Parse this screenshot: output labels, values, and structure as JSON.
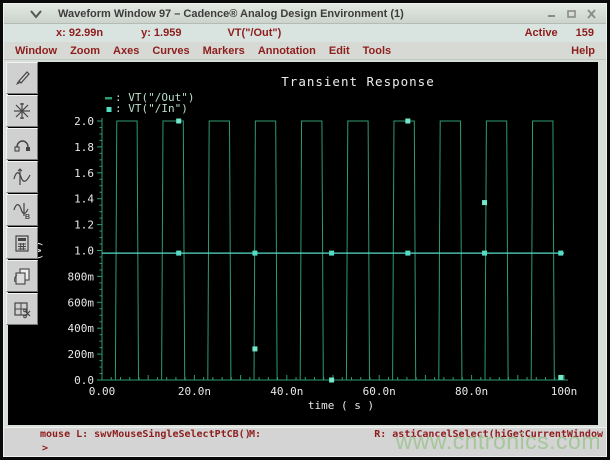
{
  "window": {
    "title": "Waveform Window 97 – Cadence® Analog Design Environment (1)",
    "menu_icon": "chevron-down",
    "controls": [
      "minimize",
      "maximize",
      "close"
    ]
  },
  "status_row": {
    "x": "x: 92.99n",
    "y": "y: 1.959",
    "trace": "VT(\"/Out\")",
    "active_label": "Active",
    "active_count": "159"
  },
  "menu_bar": {
    "items": [
      "Window",
      "Zoom",
      "Axes",
      "Curves",
      "Markers",
      "Annotation",
      "Edit",
      "Tools"
    ],
    "help": "Help"
  },
  "toolbar": {
    "buttons": [
      "brush",
      "starburst",
      "arc-probe",
      "waveform-marker-a",
      "waveform-marker-b",
      "calculator",
      "copy-document",
      "subwindow-cut"
    ]
  },
  "plot": {
    "title": "Transient Response",
    "ylabel": "(V)",
    "xlabel": "time ( s )"
  },
  "chart_data": {
    "type": "line",
    "title": "Transient Response",
    "xlabel": "time ( s )",
    "ylabel": "(V)",
    "xlim_ns": [
      0,
      100
    ],
    "ylim": [
      0,
      2.0
    ],
    "grid": false,
    "legend_position": "top-left",
    "x_ticks": [
      {
        "t": 0,
        "label": "0.00"
      },
      {
        "t": 20,
        "label": "20.0n"
      },
      {
        "t": 40,
        "label": "40.0n"
      },
      {
        "t": 60,
        "label": "60.0n"
      },
      {
        "t": 80,
        "label": "80.0n"
      },
      {
        "t": 100,
        "label": "100n"
      }
    ],
    "x_minor_step_ns": 2,
    "y_ticks": [
      {
        "v": 0.0,
        "label": "0.0"
      },
      {
        "v": 0.2,
        "label": "200m"
      },
      {
        "v": 0.4,
        "label": "400m"
      },
      {
        "v": 0.6,
        "label": "600m"
      },
      {
        "v": 0.8,
        "label": "800m"
      },
      {
        "v": 1.0,
        "label": "1.0"
      },
      {
        "v": 1.2,
        "label": "1.2"
      },
      {
        "v": 1.4,
        "label": "1.4"
      },
      {
        "v": 1.6,
        "label": "1.6"
      },
      {
        "v": 1.8,
        "label": "1.8"
      },
      {
        "v": 2.0,
        "label": "2.0"
      }
    ],
    "y_minor_step": 0.05,
    "series": [
      {
        "name": "VT(\"/Out\")",
        "legend_marker": "dash",
        "color": "#2e9b70",
        "shape": "square-wave",
        "low": 0.0,
        "high": 2.0,
        "rise_times_ns": [
          2.9,
          12.9,
          22.9,
          32.9,
          42.9,
          52.9,
          62.9,
          72.9,
          82.9,
          92.9
        ],
        "flat_top_ns": 4.4,
        "transition_ns": 0.3,
        "marker_color": "#73e8cd",
        "markers": [
          {
            "t": 16.6,
            "v": 2.0
          },
          {
            "t": 33.1,
            "v": 0.24
          },
          {
            "t": 49.7,
            "v": 0.0
          },
          {
            "t": 66.2,
            "v": 2.0
          },
          {
            "t": 82.8,
            "v": 1.37
          },
          {
            "t": 99.3,
            "v": 0.02
          }
        ]
      },
      {
        "name": "VT(\"/In\")",
        "legend_marker": "square",
        "color": "#55dcc5",
        "shape": "constant",
        "value": 0.98,
        "marker_times_ns": [
          16.6,
          33.1,
          49.7,
          66.2,
          82.8,
          99.3
        ]
      }
    ]
  },
  "bottom_bar": {
    "mouse_l": "mouse L: swvMouseSingleSelectPtCB()",
    "mouse_m": "M:",
    "mouse_r": "R: astiCancelSelect(hiGetCurrentWindow",
    "prompt": ">"
  },
  "watermark": "www.cntronics.com",
  "colors": {
    "plot_bg": "#000000",
    "axis": "#2e9b70",
    "axis_label": "#e8e8e8",
    "legend_text": "#b9dec9",
    "plot_title": "#ededed",
    "menu_text": "#8e1d1d",
    "chrome_bg": "#d8ded8"
  }
}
┄┄┄┄┄┄
◆ EXERCISE DETAILS
Display every line of the listing that contains the string "square".

◆ WRITTEN REPLY
        "shape": "square-wave",
        "legend_marker": "square",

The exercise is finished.